• [EXERCISE REQUIREMENTS]: Pull every line containing the word "Bitti" from the records.

(Dataset items)
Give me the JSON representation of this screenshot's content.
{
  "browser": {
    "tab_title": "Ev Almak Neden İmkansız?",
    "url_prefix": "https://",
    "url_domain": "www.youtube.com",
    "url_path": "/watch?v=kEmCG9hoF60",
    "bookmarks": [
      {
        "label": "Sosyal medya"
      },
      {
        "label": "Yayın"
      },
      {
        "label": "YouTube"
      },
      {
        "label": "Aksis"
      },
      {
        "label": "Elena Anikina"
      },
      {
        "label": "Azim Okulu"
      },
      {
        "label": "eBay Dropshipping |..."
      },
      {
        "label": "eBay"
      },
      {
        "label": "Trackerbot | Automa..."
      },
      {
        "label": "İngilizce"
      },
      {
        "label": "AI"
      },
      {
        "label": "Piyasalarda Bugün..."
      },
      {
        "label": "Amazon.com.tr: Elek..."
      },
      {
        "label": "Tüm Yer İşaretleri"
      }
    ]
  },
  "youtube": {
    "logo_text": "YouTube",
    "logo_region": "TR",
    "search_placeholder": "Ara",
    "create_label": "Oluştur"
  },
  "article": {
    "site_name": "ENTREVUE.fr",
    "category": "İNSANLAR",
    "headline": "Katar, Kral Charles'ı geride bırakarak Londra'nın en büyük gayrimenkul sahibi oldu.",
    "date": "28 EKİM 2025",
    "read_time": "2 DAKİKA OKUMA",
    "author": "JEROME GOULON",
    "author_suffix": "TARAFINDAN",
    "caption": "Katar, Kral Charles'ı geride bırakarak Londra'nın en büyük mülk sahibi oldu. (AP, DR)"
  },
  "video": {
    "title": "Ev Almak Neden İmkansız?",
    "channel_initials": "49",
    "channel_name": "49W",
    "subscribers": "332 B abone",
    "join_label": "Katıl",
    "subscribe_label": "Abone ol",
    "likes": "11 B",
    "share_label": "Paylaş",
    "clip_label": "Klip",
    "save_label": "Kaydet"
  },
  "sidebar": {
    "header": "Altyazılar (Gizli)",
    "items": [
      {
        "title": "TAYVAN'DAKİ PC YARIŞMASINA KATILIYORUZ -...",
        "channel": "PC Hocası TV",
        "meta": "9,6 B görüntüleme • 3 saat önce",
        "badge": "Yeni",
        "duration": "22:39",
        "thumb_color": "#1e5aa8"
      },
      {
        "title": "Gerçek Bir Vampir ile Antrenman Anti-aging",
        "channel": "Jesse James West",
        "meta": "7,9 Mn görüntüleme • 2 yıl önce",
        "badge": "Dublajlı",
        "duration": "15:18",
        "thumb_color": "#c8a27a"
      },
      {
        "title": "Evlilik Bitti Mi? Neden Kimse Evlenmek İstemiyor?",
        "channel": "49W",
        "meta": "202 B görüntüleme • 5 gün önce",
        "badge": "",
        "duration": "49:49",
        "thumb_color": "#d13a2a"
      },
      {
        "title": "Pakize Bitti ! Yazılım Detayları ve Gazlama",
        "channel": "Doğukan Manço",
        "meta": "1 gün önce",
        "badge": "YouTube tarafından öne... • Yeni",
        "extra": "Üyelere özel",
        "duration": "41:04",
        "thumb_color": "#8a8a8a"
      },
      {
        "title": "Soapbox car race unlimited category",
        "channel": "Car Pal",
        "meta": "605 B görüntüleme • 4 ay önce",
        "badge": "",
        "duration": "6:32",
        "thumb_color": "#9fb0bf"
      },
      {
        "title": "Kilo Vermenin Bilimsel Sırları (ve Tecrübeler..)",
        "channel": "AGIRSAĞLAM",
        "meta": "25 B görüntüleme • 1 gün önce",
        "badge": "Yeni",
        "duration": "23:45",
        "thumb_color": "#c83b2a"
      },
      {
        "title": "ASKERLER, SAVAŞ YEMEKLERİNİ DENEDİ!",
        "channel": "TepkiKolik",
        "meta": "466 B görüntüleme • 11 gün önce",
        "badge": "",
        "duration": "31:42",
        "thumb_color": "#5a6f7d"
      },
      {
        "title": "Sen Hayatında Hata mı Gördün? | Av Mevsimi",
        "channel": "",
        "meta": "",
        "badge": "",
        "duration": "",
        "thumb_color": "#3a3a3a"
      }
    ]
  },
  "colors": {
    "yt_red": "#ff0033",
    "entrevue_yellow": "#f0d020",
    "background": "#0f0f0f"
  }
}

• [SOLUTION FOR THIS TASK]:
        "title": "Evlilik Bitti Mi? Neden Kimse Evlenmek İstemiyor?",
        "title": "Pakize Bitti ! Yazılım Detayları ve Gazlama",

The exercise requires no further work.